## PROBLEM TO WORK ON:
Exactly as they appear, output all of the records. Skip any images.

## DATA PROVIDED:
--------------------------------------------------

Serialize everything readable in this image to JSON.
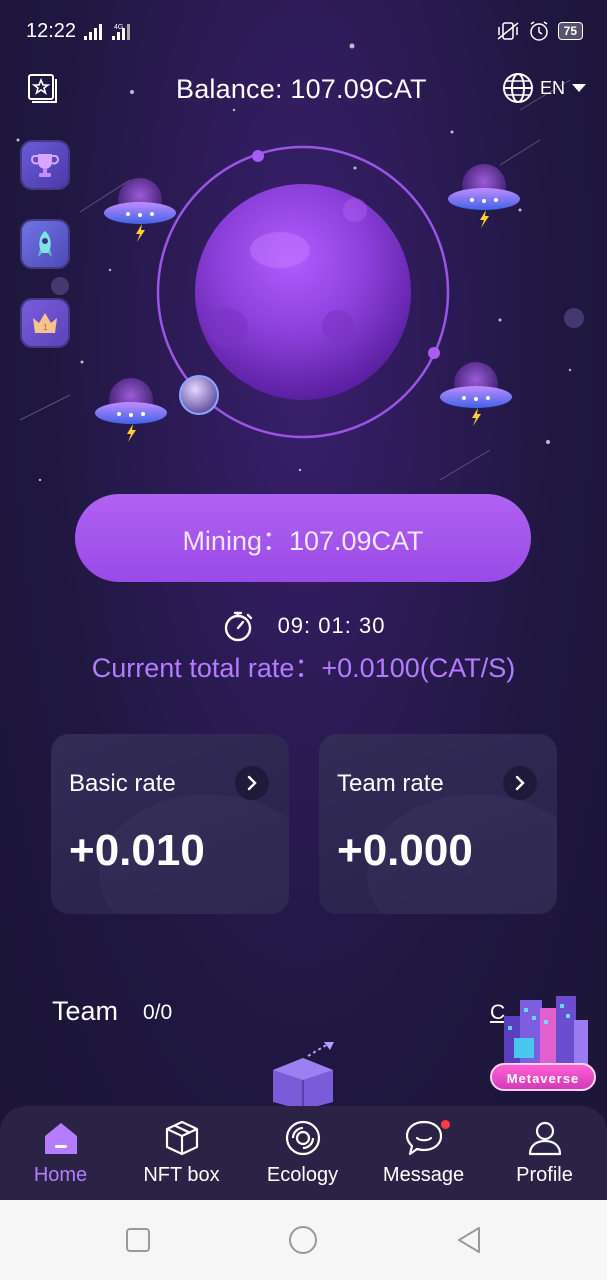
{
  "status_bar": {
    "time": "12:22",
    "network": "4G",
    "battery": "75"
  },
  "header": {
    "balance": "Balance: 107.09CAT",
    "language": "EN"
  },
  "side_icons": [
    "trophy-icon",
    "rocket-icon",
    "crown-icon"
  ],
  "mining": {
    "label": "Mining：107.09CAT"
  },
  "timer": {
    "value": "09: 01: 30"
  },
  "total_rate": {
    "text": "Current total rate：+0.0100(CAT/S)"
  },
  "rates": [
    {
      "title": "Basic rate",
      "value": "+0.010"
    },
    {
      "title": "Team rate",
      "value": "+0.000"
    }
  ],
  "team": {
    "label": "Team",
    "count": "0/0",
    "more": "C"
  },
  "metaverse": {
    "label": "Metaverse"
  },
  "nav": [
    {
      "label": "Home",
      "icon": "home-icon",
      "active": true
    },
    {
      "label": "NFT box",
      "icon": "cube-icon",
      "active": false
    },
    {
      "label": "Ecology",
      "icon": "ecology-icon",
      "active": false
    },
    {
      "label": "Message",
      "icon": "chat-icon",
      "active": false
    },
    {
      "label": "Profile",
      "icon": "person-icon",
      "active": false
    }
  ],
  "colors": {
    "accent": "#b57cff",
    "button": "#a855f0",
    "nav_bg": "#2a2346",
    "bg": "#1f1740"
  }
}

--------------------------------------------------

## EXERCISE OUTPUT:
Serialize everything readable in this image to JSON.
{
  "status_bar": {
    "time": "12:22",
    "network": "4G",
    "battery": "75"
  },
  "header": {
    "balance": "Balance: 107.09CAT",
    "language": "EN"
  },
  "side_icons": [
    "trophy-icon",
    "rocket-icon",
    "crown-icon"
  ],
  "mining": {
    "label": "Mining：107.09CAT"
  },
  "timer": {
    "value": "09: 01: 30"
  },
  "total_rate": {
    "text": "Current total rate：+0.0100(CAT/S)"
  },
  "rates": [
    {
      "title": "Basic rate",
      "value": "+0.010"
    },
    {
      "title": "Team rate",
      "value": "+0.000"
    }
  ],
  "team": {
    "label": "Team",
    "count": "0/0",
    "more": "C"
  },
  "metaverse": {
    "label": "Metaverse"
  },
  "nav": [
    {
      "label": "Home",
      "icon": "home-icon",
      "active": true
    },
    {
      "label": "NFT box",
      "icon": "cube-icon",
      "active": false
    },
    {
      "label": "Ecology",
      "icon": "ecology-icon",
      "active": false
    },
    {
      "label": "Message",
      "icon": "chat-icon",
      "active": false
    },
    {
      "label": "Profile",
      "icon": "person-icon",
      "active": false
    }
  ],
  "colors": {
    "accent": "#b57cff",
    "button": "#a855f0",
    "nav_bg": "#2a2346",
    "bg": "#1f1740"
  }
}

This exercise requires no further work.